## DO THIS
Look for the string "text" in every line, and copy each line that has it.

## DATASET RECORDS

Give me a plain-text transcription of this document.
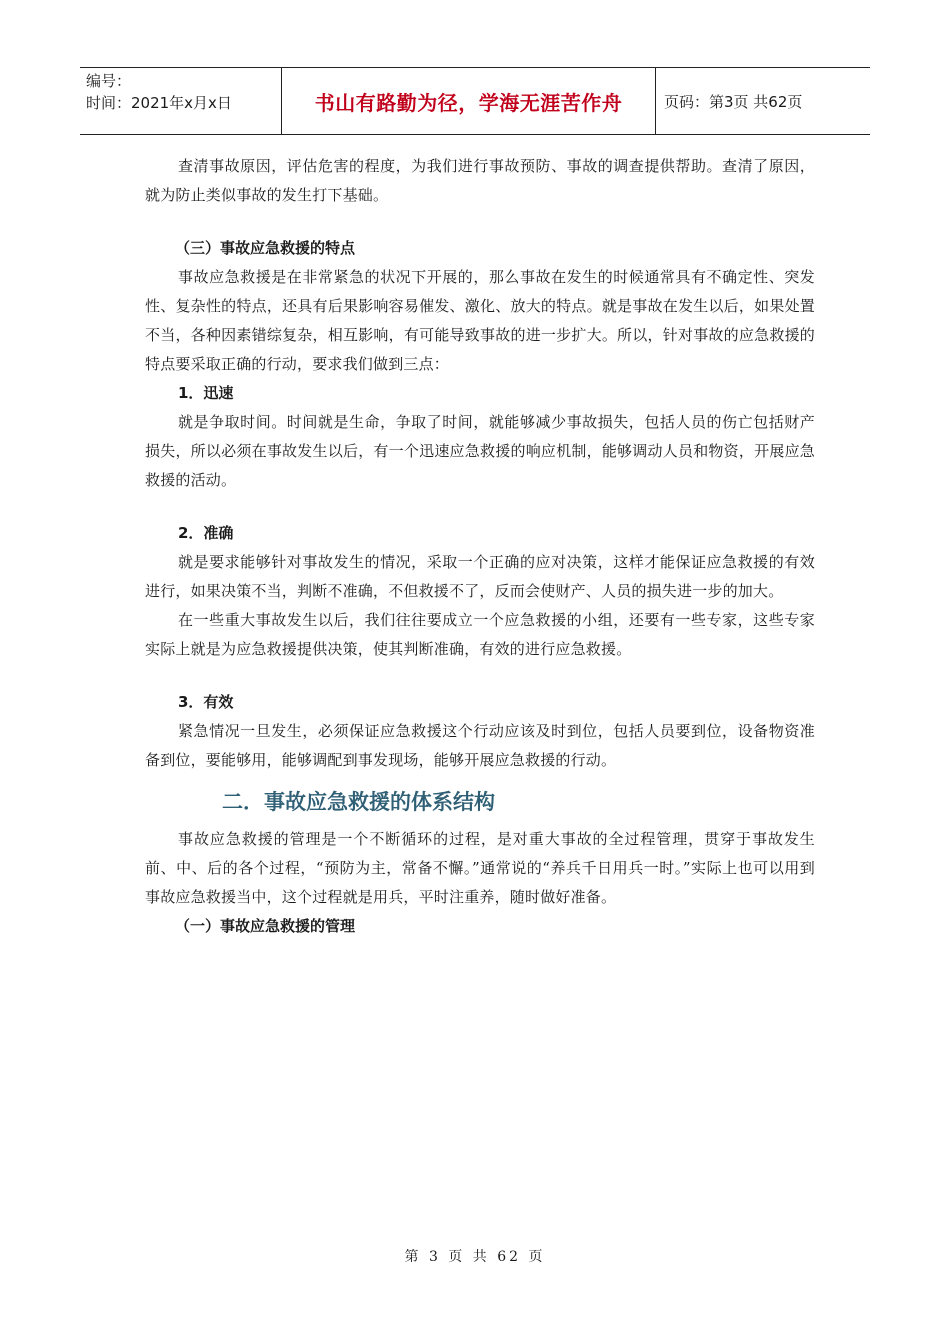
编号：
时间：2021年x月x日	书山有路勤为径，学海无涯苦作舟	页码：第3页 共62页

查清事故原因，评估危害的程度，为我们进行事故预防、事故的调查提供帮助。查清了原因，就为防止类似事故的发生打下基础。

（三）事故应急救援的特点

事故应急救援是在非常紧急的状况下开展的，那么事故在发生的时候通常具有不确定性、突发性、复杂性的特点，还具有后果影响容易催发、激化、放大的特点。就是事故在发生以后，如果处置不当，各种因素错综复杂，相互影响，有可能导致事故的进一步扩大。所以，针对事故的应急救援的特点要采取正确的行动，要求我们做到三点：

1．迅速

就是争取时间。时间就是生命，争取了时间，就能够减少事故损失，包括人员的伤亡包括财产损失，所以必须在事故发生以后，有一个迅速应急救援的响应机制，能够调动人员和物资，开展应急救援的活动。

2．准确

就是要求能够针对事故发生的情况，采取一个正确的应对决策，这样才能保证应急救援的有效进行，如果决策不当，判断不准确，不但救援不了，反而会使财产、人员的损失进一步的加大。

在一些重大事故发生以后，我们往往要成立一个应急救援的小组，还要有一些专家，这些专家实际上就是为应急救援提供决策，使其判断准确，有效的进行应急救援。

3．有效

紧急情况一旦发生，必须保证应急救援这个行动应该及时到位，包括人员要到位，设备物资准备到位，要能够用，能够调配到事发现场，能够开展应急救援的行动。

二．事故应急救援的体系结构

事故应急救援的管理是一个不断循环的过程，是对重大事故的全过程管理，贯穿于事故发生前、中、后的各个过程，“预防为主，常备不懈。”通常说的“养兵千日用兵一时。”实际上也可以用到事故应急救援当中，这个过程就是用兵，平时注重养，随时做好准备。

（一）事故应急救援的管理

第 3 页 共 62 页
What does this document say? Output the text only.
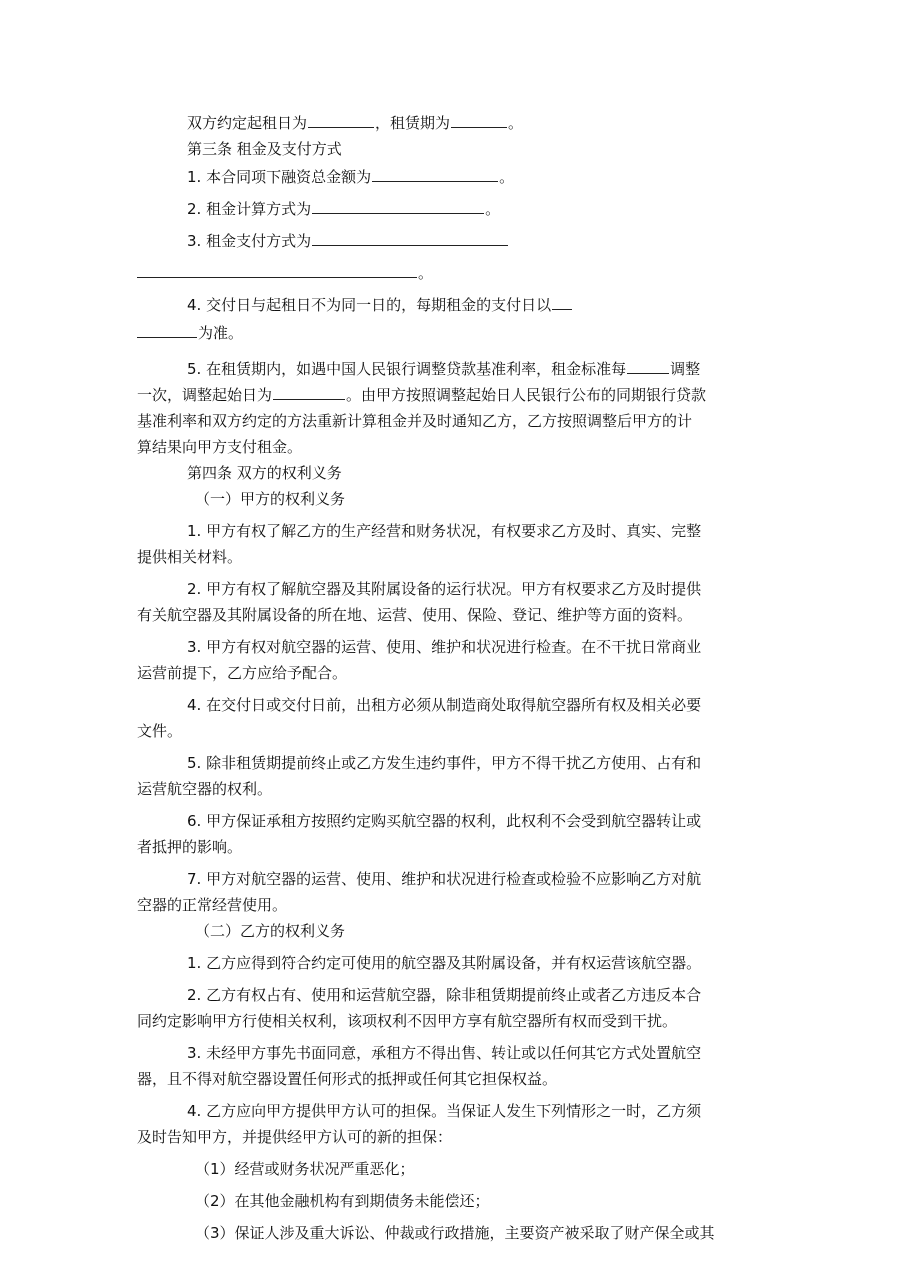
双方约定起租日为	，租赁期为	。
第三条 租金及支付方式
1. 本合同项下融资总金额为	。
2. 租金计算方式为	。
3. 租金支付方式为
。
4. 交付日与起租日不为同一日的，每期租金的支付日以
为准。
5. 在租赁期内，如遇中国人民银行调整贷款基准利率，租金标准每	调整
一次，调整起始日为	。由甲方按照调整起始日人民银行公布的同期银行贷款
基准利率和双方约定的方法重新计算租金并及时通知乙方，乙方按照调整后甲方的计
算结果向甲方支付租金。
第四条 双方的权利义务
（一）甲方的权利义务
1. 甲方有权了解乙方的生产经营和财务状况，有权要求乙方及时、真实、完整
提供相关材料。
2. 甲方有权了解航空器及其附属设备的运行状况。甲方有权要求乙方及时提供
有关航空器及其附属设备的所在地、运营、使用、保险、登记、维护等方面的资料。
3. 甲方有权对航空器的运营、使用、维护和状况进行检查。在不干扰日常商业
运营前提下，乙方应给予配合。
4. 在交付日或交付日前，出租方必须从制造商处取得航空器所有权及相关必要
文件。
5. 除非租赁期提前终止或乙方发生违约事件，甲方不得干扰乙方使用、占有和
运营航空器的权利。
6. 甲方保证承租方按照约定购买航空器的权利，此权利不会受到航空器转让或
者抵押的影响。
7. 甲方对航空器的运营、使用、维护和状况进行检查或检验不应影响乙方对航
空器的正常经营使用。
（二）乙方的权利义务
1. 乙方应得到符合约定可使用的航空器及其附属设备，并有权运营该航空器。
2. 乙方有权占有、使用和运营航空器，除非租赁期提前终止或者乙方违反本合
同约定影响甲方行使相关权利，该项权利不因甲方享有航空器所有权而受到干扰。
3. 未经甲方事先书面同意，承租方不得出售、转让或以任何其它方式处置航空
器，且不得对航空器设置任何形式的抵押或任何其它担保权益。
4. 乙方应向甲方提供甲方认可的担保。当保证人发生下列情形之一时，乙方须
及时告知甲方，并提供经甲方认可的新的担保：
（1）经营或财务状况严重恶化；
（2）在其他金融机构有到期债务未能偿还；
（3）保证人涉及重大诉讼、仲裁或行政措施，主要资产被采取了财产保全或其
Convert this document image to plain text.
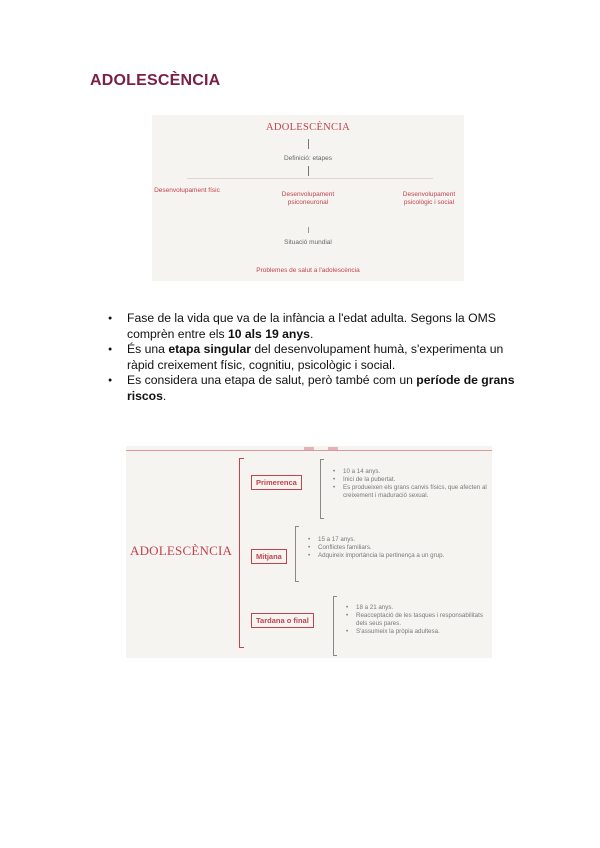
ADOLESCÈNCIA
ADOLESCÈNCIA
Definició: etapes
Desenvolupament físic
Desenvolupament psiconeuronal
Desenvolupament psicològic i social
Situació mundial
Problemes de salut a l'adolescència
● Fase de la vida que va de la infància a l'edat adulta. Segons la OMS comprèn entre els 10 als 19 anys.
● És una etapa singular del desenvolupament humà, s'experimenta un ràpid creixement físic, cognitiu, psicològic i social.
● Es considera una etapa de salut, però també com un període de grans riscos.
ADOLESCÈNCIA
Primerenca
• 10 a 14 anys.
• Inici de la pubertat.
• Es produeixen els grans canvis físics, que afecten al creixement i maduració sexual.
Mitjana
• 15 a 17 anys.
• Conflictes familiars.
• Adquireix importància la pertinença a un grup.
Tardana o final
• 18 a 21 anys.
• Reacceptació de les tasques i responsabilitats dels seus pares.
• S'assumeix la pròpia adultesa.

## SOLUTION FOR THIS PROBLEM
Give me a plain-text transcription of this document.
What does this document say? Output the text only.
Convert this document image to plain text.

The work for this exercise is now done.